--- Requirement ---
List every line below containing "with".

--- Entries provided ---

§ §

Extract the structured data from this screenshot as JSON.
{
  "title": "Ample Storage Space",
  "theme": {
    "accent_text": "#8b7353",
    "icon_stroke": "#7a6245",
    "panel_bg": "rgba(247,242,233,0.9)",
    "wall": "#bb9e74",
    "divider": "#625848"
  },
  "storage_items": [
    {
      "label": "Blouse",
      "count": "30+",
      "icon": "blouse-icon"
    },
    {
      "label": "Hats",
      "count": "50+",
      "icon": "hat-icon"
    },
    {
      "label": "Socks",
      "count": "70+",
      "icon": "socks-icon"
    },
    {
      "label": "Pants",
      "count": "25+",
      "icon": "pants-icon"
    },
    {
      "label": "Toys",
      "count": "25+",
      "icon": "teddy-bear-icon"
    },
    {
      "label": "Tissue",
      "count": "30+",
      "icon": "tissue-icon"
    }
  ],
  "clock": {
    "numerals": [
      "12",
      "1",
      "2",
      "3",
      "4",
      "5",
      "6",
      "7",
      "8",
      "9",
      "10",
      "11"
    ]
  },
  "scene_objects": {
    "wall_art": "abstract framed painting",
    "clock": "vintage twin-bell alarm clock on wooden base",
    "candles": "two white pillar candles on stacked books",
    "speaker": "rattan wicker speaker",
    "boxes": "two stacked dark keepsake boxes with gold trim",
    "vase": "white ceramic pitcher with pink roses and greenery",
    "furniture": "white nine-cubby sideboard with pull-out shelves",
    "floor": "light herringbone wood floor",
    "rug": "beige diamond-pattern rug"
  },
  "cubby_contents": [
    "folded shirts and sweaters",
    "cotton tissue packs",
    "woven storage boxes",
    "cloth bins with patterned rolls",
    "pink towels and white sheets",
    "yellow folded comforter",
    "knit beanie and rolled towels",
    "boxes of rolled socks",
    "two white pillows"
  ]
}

§ §

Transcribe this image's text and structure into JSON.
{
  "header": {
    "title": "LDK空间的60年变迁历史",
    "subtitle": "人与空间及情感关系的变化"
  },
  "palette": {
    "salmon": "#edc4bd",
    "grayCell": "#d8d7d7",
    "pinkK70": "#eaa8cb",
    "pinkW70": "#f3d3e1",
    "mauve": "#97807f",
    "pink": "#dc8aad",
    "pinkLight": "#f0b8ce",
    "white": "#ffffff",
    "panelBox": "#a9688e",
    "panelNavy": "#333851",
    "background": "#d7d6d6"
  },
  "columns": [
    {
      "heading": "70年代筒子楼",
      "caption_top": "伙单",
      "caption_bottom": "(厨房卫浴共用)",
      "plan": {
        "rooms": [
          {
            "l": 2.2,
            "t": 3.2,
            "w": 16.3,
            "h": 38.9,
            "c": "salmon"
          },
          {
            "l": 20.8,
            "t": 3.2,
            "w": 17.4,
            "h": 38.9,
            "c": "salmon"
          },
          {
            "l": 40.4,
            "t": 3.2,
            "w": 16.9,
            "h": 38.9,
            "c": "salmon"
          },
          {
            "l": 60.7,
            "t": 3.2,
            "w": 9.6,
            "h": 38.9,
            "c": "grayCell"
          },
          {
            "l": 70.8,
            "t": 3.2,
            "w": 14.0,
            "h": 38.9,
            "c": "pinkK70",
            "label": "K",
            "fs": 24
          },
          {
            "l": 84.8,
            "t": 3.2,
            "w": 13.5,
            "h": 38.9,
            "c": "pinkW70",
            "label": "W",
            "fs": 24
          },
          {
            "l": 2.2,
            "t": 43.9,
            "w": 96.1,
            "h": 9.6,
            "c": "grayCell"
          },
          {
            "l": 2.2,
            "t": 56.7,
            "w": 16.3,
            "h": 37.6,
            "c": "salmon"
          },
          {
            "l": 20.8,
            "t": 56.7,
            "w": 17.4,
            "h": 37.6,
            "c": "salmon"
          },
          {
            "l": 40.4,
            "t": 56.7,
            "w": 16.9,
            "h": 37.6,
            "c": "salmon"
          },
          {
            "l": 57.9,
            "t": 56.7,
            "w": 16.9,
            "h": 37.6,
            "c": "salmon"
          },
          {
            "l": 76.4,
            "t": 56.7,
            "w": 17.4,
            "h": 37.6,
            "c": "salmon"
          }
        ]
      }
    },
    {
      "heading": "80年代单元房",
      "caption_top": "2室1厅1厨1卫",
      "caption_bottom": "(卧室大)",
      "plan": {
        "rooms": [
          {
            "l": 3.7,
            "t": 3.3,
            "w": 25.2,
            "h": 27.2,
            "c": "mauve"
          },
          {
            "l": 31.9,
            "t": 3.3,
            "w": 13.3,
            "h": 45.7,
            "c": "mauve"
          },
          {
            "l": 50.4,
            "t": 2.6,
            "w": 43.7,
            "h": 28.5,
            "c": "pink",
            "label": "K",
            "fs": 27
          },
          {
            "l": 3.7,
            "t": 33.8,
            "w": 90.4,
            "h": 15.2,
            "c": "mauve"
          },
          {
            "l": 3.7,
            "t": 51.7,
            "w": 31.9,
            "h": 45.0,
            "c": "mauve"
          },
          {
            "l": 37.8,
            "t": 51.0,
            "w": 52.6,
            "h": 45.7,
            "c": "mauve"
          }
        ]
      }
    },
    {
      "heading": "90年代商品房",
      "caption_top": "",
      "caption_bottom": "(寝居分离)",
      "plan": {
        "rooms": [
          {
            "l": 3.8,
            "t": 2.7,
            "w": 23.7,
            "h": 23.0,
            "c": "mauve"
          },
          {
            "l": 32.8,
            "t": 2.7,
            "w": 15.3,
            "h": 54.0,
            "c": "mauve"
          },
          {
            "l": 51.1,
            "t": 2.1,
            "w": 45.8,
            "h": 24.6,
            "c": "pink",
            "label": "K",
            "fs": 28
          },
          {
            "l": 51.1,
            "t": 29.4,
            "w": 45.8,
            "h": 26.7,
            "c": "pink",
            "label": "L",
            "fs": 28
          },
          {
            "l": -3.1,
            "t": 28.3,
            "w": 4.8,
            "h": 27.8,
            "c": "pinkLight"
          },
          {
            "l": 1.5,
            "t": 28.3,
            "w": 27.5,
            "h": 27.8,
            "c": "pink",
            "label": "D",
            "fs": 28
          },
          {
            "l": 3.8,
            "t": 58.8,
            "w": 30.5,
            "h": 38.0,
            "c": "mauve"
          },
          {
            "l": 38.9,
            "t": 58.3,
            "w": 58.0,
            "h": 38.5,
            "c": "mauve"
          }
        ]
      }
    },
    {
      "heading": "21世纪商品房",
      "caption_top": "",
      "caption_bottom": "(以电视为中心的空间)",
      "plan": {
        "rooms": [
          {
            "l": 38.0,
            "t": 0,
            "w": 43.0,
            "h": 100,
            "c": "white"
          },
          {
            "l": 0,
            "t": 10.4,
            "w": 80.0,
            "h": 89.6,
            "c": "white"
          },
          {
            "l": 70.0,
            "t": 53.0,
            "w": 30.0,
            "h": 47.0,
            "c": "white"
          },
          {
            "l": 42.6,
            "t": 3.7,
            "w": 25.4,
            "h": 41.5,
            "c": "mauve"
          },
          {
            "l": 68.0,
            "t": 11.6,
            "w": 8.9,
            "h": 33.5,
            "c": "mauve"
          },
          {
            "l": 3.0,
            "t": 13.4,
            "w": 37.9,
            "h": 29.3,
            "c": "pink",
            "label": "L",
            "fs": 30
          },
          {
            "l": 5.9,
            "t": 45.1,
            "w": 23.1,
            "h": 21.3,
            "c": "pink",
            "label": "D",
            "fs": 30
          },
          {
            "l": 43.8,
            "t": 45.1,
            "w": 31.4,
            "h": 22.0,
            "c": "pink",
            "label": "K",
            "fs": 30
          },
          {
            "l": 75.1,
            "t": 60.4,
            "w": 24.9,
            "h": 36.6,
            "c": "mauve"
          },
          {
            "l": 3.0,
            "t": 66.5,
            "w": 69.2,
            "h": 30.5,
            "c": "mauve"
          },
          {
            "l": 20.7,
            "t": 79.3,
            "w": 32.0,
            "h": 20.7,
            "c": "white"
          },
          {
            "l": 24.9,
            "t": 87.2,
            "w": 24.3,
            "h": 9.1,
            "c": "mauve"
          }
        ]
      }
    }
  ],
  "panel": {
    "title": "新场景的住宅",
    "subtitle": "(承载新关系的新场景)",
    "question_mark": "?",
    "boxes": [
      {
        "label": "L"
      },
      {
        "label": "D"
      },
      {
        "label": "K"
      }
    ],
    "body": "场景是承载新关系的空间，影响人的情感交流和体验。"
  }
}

§ §

--- Task solution ---
    "boxes": "two stacked dark keepsake boxes with gold trim",
    "vase": "white ceramic pitcher with pink roses and greenery",
    "furniture": "white nine-cubby sideboard with pull-out shelves",
    "cloth bins with patterned rolls",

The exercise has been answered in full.